**The problem:** Answer with one number: the count of lines in this material that hold the word "Completed".

Extracted records
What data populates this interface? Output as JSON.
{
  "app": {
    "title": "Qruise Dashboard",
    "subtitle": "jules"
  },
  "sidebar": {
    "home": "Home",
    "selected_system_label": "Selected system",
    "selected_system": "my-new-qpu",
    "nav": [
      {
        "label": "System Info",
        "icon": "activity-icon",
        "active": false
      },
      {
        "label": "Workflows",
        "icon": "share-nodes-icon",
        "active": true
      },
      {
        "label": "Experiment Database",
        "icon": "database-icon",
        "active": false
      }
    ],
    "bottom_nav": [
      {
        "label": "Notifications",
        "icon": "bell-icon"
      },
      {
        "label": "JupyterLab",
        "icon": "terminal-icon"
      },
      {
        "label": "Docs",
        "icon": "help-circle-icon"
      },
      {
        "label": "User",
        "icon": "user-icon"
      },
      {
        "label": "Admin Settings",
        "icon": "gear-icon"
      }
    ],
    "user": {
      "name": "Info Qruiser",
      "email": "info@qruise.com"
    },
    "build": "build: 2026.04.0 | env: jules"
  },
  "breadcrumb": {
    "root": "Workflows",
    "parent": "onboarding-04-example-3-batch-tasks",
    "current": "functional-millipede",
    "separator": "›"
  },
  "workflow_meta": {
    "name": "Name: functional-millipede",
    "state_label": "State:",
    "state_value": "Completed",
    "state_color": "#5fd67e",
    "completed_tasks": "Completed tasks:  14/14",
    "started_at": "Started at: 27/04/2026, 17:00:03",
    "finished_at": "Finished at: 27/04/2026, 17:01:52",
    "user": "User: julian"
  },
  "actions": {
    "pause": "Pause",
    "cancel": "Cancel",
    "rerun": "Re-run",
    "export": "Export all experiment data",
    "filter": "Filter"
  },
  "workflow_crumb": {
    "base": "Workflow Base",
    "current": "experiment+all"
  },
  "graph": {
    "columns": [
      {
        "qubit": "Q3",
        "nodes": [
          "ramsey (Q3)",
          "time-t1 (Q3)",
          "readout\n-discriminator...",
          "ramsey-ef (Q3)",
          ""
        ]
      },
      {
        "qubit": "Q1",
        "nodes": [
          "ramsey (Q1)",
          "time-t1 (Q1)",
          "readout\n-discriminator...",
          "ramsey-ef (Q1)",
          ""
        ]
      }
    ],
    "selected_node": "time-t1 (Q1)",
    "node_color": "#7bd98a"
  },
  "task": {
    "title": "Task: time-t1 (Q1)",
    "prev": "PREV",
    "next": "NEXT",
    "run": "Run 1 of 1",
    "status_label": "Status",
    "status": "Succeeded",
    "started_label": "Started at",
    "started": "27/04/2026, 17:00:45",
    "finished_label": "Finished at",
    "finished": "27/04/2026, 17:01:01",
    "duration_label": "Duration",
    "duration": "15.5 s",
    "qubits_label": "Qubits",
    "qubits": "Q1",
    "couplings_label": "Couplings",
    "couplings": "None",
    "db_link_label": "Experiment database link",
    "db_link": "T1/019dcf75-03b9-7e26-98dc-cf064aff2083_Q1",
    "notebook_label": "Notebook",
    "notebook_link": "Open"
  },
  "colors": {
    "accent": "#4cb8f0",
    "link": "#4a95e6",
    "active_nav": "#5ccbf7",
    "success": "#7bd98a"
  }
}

**Task response:** 2